- [Aim]: Take the data that follows and retype it word for word.

Collected data entries:
----
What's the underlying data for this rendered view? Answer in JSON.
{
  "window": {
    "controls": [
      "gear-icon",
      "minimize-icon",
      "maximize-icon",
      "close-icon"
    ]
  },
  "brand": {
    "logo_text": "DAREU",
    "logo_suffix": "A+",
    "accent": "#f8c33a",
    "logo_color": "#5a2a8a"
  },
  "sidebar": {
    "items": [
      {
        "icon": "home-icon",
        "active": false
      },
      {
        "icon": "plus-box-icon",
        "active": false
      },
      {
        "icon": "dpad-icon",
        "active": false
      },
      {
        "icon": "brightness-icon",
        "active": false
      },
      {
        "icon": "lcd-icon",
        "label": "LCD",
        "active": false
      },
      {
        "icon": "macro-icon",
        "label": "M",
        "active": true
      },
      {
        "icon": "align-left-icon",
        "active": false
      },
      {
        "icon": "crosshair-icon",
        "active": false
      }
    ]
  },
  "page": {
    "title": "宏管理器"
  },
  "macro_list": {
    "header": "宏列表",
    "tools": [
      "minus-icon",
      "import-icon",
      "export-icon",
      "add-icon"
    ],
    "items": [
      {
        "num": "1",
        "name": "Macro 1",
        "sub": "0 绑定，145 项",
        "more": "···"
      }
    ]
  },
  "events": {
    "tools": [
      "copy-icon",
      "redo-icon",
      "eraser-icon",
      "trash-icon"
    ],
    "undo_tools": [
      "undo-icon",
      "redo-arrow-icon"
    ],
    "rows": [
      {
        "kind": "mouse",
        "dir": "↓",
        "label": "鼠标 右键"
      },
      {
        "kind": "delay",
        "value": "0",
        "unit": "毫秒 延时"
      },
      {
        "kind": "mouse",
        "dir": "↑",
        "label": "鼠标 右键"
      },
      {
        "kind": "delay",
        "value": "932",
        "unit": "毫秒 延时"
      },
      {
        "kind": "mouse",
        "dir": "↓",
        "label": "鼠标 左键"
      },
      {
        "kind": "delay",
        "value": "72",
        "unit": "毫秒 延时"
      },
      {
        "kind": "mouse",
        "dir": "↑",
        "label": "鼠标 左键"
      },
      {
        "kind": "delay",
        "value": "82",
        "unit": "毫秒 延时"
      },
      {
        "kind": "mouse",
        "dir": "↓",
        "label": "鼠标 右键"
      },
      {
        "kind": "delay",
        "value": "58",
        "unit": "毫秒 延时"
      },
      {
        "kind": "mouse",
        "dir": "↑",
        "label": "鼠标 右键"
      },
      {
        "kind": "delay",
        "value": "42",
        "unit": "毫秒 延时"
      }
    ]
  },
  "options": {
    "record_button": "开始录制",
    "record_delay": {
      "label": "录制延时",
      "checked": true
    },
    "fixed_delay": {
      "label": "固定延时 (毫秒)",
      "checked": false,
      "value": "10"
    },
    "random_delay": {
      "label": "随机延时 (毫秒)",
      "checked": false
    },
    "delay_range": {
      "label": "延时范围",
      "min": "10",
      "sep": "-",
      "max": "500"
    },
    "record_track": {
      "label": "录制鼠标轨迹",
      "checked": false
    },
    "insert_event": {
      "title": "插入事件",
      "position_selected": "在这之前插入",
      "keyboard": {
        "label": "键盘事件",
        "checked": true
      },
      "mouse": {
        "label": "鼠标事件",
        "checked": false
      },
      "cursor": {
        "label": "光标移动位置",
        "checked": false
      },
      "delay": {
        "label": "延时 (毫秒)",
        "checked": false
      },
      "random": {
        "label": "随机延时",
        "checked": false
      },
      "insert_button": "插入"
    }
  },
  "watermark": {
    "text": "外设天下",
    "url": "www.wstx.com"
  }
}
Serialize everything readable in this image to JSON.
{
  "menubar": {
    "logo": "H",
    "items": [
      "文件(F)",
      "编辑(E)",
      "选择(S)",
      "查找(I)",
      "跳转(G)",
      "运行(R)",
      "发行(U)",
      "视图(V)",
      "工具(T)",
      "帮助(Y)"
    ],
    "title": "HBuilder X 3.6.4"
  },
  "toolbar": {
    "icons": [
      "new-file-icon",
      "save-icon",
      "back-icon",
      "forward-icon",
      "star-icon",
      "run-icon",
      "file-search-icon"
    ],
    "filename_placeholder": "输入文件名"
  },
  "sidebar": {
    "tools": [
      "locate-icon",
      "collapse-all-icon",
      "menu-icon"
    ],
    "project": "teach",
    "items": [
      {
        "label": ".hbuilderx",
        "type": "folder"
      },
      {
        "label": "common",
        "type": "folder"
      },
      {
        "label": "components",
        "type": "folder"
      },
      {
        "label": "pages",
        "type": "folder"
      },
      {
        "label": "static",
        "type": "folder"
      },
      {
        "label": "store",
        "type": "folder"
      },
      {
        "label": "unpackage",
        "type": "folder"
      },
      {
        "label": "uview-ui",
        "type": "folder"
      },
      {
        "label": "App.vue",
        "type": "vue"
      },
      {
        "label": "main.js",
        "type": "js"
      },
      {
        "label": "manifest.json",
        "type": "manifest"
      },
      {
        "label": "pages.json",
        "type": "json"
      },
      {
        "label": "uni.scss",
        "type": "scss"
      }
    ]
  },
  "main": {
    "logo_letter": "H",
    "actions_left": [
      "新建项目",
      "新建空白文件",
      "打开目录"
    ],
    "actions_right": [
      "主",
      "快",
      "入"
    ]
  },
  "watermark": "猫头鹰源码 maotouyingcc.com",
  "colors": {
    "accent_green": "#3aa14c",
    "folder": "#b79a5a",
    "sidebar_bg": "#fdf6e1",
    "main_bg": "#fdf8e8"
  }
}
----
- [Response below]:
What's the underlying data for this rendered view? Answer in JSON.
{
  "window": {
    "controls": [
      "gear-icon",
      "minimize-icon",
      "maximize-icon",
      "close-icon"
    ]
  },
  "brand": {
    "logo_text": "DAREU",
    "logo_suffix": "A+",
    "accent": "#f8c33a",
    "logo_color": "#5a2a8a"
  },
  "sidebar": {
    "items": [
      {
        "icon": "home-icon",
        "active": false
      },
      {
        "icon": "plus-box-icon",
        "active": false
      },
      {
        "icon": "dpad-icon",
        "active": false
      },
      {
        "icon": "brightness-icon",
        "active": false
      },
      {
        "icon": "lcd-icon",
        "label": "LCD",
        "active": false
      },
      {
        "icon": "macro-icon",
        "label": "M",
        "active": true
      },
      {
        "icon": "align-left-icon",
        "active": false
      },
      {
        "icon": "crosshair-icon",
        "active": false
      }
    ]
  },
  "page": {
    "title": "宏管理器"
  },
  "macro_list": {
    "header": "宏列表",
    "tools": [
      "minus-icon",
      "import-icon",
      "export-icon",
      "add-icon"
    ],
    "items": [
      {
        "num": "1",
        "name": "Macro 1",
        "sub": "0 绑定，145 项",
        "more": "···"
      }
    ]
  },
  "events": {
    "tools": [
      "copy-icon",
      "redo-icon",
      "eraser-icon",
      "trash-icon"
    ],
    "undo_tools": [
      "undo-icon",
      "redo-arrow-icon"
    ],
    "rows": [
      {
        "kind": "mouse",
        "dir": "↓",
        "label": "鼠标 右键"
      },
      {
        "kind": "delay",
        "value": "0",
        "unit": "毫秒 延时"
      },
      {
        "kind": "mouse",
        "dir": "↑",
        "label": "鼠标 右键"
      },
      {
        "kind": "delay",
        "value": "932",
        "unit": "毫秒 延时"
      },
      {
        "kind": "mouse",
        "dir": "↓",
        "label": "鼠标 左键"
      },
      {
        "kind": "delay",
        "value": "72",
        "unit": "毫秒 延时"
      },
      {
        "kind": "mouse",
        "dir": "↑",
        "label": "鼠标 左键"
      },
      {
        "kind": "delay",
        "value": "82",
        "unit": "毫秒 延时"
      },
      {
        "kind": "mouse",
        "dir": "↓",
        "label": "鼠标 右键"
      },
      {
        "kind": "delay",
        "value": "58",
        "unit": "毫秒 延时"
      },
      {
        "kind": "mouse",
        "dir": "↑",
        "label": "鼠标 右键"
      },
      {
        "kind": "delay",
        "value": "42",
        "unit": "毫秒 延时"
      }
    ]
  },
  "options": {
    "record_button": "开始录制",
    "record_delay": {
      "label": "录制延时",
      "checked": true
    },
    "fixed_delay": {
      "label": "固定延时 (毫秒)",
      "checked": false,
      "value": "10"
    },
    "random_delay": {
      "label": "随机延时 (毫秒)",
      "checked": false
    },
    "delay_range": {
      "label": "延时范围",
      "min": "10",
      "sep": "-",
      "max": "500"
    },
    "record_track": {
      "label": "录制鼠标轨迹",
      "checked": false
    },
    "insert_event": {
      "title": "插入事件",
      "position_selected": "在这之前插入",
      "keyboard": {
        "label": "键盘事件",
        "checked": true
      },
      "mouse": {
        "label": "鼠标事件",
        "checked": false
      },
      "cursor": {
        "label": "光标移动位置",
        "checked": false
      },
      "delay": {
        "label": "延时 (毫秒)",
        "checked": false
      },
      "random": {
        "label": "随机延时",
        "checked": false
      },
      "insert_button": "插入"
    }
  },
  "watermark": {
    "text": "外设天下",
    "url": "www.wstx.com"
  }
}
Serialize everything readable in this image to JSON.
{
  "menubar": {
    "logo": "H",
    "items": [
      "文件(F)",
      "编辑(E)",
      "选择(S)",
      "查找(I)",
      "跳转(G)",
      "运行(R)",
      "发行(U)",
      "视图(V)",
      "工具(T)",
      "帮助(Y)"
    ],
    "title": "HBuilder X 3.6.4"
  },
  "toolbar": {
    "icons": [
      "new-file-icon",
      "save-icon",
      "back-icon",
      "forward-icon",
      "star-icon",
      "run-icon",
      "file-search-icon"
    ],
    "filename_placeholder": "输入文件名"
  },
  "sidebar": {
    "tools": [
      "locate-icon",
      "collapse-all-icon",
      "menu-icon"
    ],
    "project": "teach",
    "items": [
      {
        "label": ".hbuilderx",
        "type": "folder"
      },
      {
        "label": "common",
        "type": "folder"
      },
      {
        "label": "components",
        "type": "folder"
      },
      {
        "label": "pages",
        "type": "folder"
      },
      {
        "label": "static",
        "type": "folder"
      },
      {
        "label": "store",
        "type": "folder"
      },
      {
        "label": "unpackage",
        "type": "folder"
      },
      {
        "label": "uview-ui",
        "type": "folder"
      },
      {
        "label": "App.vue",
        "type": "vue"
      },
      {
        "label": "main.js",
        "type": "js"
      },
      {
        "label": "manifest.json",
        "type": "manifest"
      },
      {
        "label": "pages.json",
        "type": "json"
      },
      {
        "label": "uni.scss",
        "type": "scss"
      }
    ]
  },
  "main": {
    "logo_letter": "H",
    "actions_left": [
      "新建项目",
      "新建空白文件",
      "打开目录"
    ],
    "actions_right": [
      "主",
      "快",
      "入"
    ]
  },
  "watermark": "猫头鹰源码 maotouyingcc.com",
  "colors": {
    "accent_green": "#3aa14c",
    "folder": "#b79a5a",
    "sidebar_bg": "#fdf6e1",
    "main_bg": "#fdf8e8"
  }
}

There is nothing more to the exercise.